Required work: Answer with one number only: the number of lines that include the word "diez".

Rows from a dataset

==*==

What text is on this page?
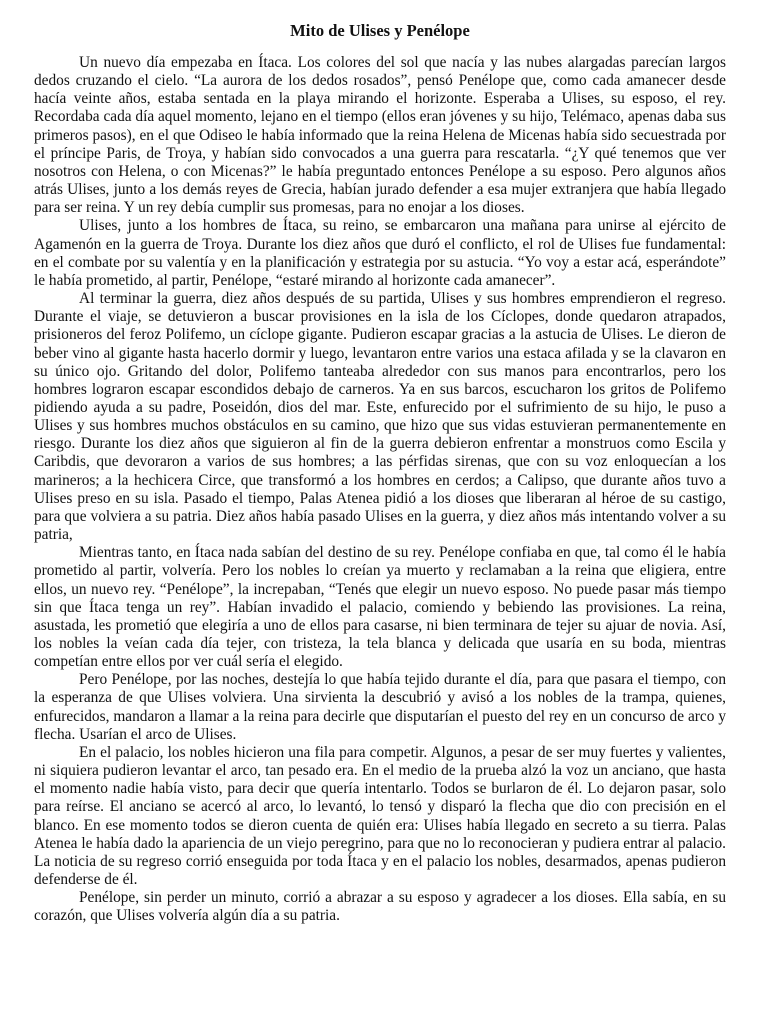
Mito de Ulises y Penélope

Un nuevo día empezaba en Ítaca. Los colores del sol que nacía y las nubes alargadas parecían largos dedos cruzando el cielo. “La aurora de los dedos rosados”, pensó Penélope que, como cada amanecer desde hacía veinte años, estaba sentada en la playa mirando el horizonte. Esperaba a Ulises, su esposo, el rey. Recordaba cada día aquel momento, lejano en el tiempo (ellos eran jóvenes y su hijo, Telémaco, apenas daba sus primeros pasos), en el que Odiseo le había informado que la reina Helena de Micenas había sido secuestrada por el príncipe Paris, de Troya, y habían sido convocados a una guerra para rescatarla. “¿Y qué tenemos que ver nosotros con Helena, o con Micenas?” le había preguntado entonces Penélope a su esposo. Pero algunos años atrás Ulises, junto a los demás reyes de Grecia, habían jurado defender a esa mujer extranjera que había llegado para ser reina. Y un rey debía cumplir sus promesas, para no enojar a los dioses.

Ulises, junto a los hombres de Ítaca, su reino, se embarcaron una mañana para unirse al ejército de Agamenón en la guerra de Troya. Durante los diez años que duró el conflicto, el rol de Ulises fue fundamental: en el combate por su valentía y en la planificación y estrategia por su astucia. “Yo voy a estar acá, esperándote” le había prometido, al partir, Penélope, “estaré mirando al horizonte cada amanecer”.

Al terminar la guerra, diez años después de su partida, Ulises y sus hombres emprendieron el regreso. Durante el viaje, se detuvieron a buscar provisiones en la isla de los Cíclopes, donde quedaron atrapados, prisioneros del feroz Polifemo, un cíclope gigante. Pudieron escapar gracias a la astucia de Ulises. Le dieron de beber vino al gigante hasta hacerlo dormir y luego, levantaron entre varios una estaca afilada y se la clavaron en su único ojo. Gritando del dolor, Polifemo tanteaba alrededor con sus manos para encontrarlos, pero los hombres lograron escapar escondidos debajo de carneros. Ya en sus barcos, escucharon los gritos de Polifemo pidiendo ayuda a su padre, Poseidón, dios del mar. Este, enfurecido por el sufrimiento de su hijo, le puso a Ulises y sus hombres muchos obstáculos en su camino, que hizo que sus vidas estuvieran permanentemente en riesgo. Durante los diez años que siguieron al fin de la guerra debieron enfrentar a monstruos como Escila y Caribdis, que devoraron a varios de sus hombres; a las pérfidas sirenas, que con su voz enloquecían a los marineros; a la hechicera Circe, que transformó a los hombres en cerdos; a Calipso, que durante años tuvo a Ulises preso en su isla. Pasado el tiempo, Palas Atenea pidió a los dioses que liberaran al héroe de su castigo, para que volviera a su patria. Diez años había pasado Ulises en la guerra, y diez años más intentando volver a su patria,

Mientras tanto, en Ítaca nada sabían del destino de su rey. Penélope confiaba en que, tal como él le había prometido al partir, volvería. Pero los nobles lo creían ya muerto y reclamaban a la reina que eligiera, entre ellos, un nuevo rey. “Penélope”, la increpaban, “Tenés que elegir un nuevo esposo. No puede pasar más tiempo sin que Ítaca tenga un rey”. Habían invadido el palacio, comiendo y bebiendo las provisiones. La reina, asustada, les prometió que elegiría a uno de ellos para casarse, ni bien terminara de tejer su ajuar de novia. Así, los nobles la veían cada día tejer, con tristeza, la tela blanca y delicada que usaría en su boda, mientras competían entre ellos por ver cuál sería el elegido.

Pero Penélope, por las noches, destejía lo que había tejido durante el día, para que pasara el tiempo, con la esperanza de que Ulises volviera. Una sirvienta la descubrió y avisó a los nobles de la trampa, quienes, enfurecidos, mandaron a llamar a la reina para decirle que disputarían el puesto del rey en un concurso de arco y flecha. Usarían el arco de Ulises.

En el palacio, los nobles hicieron una fila para competir. Algunos, a pesar de ser muy fuertes y valientes, ni siquiera pudieron levantar el arco, tan pesado era. En el medio de la prueba alzó la voz un anciano, que hasta el momento nadie había visto, para decir que quería intentarlo. Todos se burlaron de él. Lo dejaron pasar, solo para reírse. El anciano se acercó al arco, lo levantó, lo tensó y disparó la flecha que dio con precisión en el blanco. En ese momento todos se dieron cuenta de quién era: Ulises había llegado en secreto a su tierra. Palas Atenea le había dado la apariencia de un viejo peregrino, para que no lo reconocieran y pudiera entrar al palacio. La noticia de su regreso corrió enseguida por toda Ítaca y en el palacio los nobles, desarmados, apenas pudieron defenderse de él.

Penélope, sin perder un minuto, corrió a abrazar a su esposo y agradecer a los dioses. Ella sabía, en su corazón, que Ulises volvería algún día a su patria.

==*==

The output: 2